◆ **ACTION ITEM**
Return the passage from the discussion of handling Java file exceptions below, starting at "As far as I" and ending at "such a situation?", with its wording unchanged.

As far as I know, exceptions that are not subclasses of runtime exception or error should be caught (handled).

When a file exception occurs, it should be caught because its a subclass of exception class, but how can it be recovered? If file is not found,it sounds silly to recover it when the program has to read file to run,I think the program should be terminated.

} catch (IOException e) {
            e.printStackTrace();
            System.exit(0);
} finally {
        if(in != null)
           in.close();
}

I preferred to exit in catch block,what should be done in such a situation?

Existing with stack of errors meaningful only to you as the programmer, alien to the user is bad design.
You should re trite gratefully with appropriate error message to the user and do not shut down program, just return to the point where the file name been submitted for new entry

I understand what you want to tell. Waiting a valid input file may be a good choice.
But, if I don't want to give that right to the user, I mean user has to enter a valid filename at his first choice,else the program has to be terminated. In my program, the absence of that file corrupts program running,that's too, I regard it as RuntimeException and treat it like that. I am asking what else may be done,because Java books suggest not to use exit statement in exceptions.

I understand what you want to tell. Waiting a valid input file may be a good choice.
But, if I don't want to give that right to the user, I mean user has to enter a valid filename at his first choice,else the program has to be terminated. In my program, the absence of that file corrupts program running,that's too, I regard it as RuntimeException and treat it like that. I am asking what else may be done,because Java books suggest not to use exit statement in exceptions.

◆ **RECORDS SHOWN**
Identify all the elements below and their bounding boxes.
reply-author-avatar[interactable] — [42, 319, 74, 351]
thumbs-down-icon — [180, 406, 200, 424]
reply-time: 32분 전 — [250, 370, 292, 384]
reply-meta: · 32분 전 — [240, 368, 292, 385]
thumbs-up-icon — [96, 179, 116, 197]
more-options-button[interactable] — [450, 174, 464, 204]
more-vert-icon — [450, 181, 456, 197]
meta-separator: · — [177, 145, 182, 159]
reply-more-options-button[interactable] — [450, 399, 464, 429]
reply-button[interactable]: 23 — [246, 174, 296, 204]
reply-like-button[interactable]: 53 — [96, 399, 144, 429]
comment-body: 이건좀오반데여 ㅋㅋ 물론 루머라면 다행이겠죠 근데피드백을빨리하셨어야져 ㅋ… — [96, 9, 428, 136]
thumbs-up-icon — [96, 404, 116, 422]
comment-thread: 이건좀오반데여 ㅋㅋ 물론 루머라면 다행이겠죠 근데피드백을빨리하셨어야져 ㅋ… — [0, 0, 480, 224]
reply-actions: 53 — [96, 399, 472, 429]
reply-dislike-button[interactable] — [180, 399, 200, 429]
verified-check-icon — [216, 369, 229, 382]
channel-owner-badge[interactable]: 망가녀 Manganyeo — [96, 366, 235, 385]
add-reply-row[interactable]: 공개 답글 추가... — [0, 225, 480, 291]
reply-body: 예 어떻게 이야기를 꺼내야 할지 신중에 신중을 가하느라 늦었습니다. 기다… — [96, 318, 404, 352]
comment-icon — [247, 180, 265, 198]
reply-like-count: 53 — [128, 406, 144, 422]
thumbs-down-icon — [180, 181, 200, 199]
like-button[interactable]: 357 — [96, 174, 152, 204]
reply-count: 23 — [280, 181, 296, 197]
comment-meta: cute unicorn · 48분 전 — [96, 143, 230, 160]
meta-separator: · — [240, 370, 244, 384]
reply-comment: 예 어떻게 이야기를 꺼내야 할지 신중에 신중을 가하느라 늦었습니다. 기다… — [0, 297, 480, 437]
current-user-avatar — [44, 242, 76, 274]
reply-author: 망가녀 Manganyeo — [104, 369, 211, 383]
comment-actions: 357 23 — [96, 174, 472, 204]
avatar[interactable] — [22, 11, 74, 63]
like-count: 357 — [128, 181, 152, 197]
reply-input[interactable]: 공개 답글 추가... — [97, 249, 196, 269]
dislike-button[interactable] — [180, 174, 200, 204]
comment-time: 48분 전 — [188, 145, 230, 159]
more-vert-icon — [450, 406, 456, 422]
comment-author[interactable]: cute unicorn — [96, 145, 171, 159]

◆ **RESULT OF THIS TASK**
As far as I know, exceptions that are not subclasses of runtime exception or error should be caught (handled).

When a file exception occurs, it should be caught because its a subclass of exception class, but how can it be recovered? If file is not found,it sounds silly to recover it when the program has to read file to run,I think the program should be terminated.

} catch (IOException e) {
            e.printStackTrace();
            System.exit(0);
} finally {
        if(in != null)
           in.close();
}

I preferred to exit in catch block,what should be done in such a situation?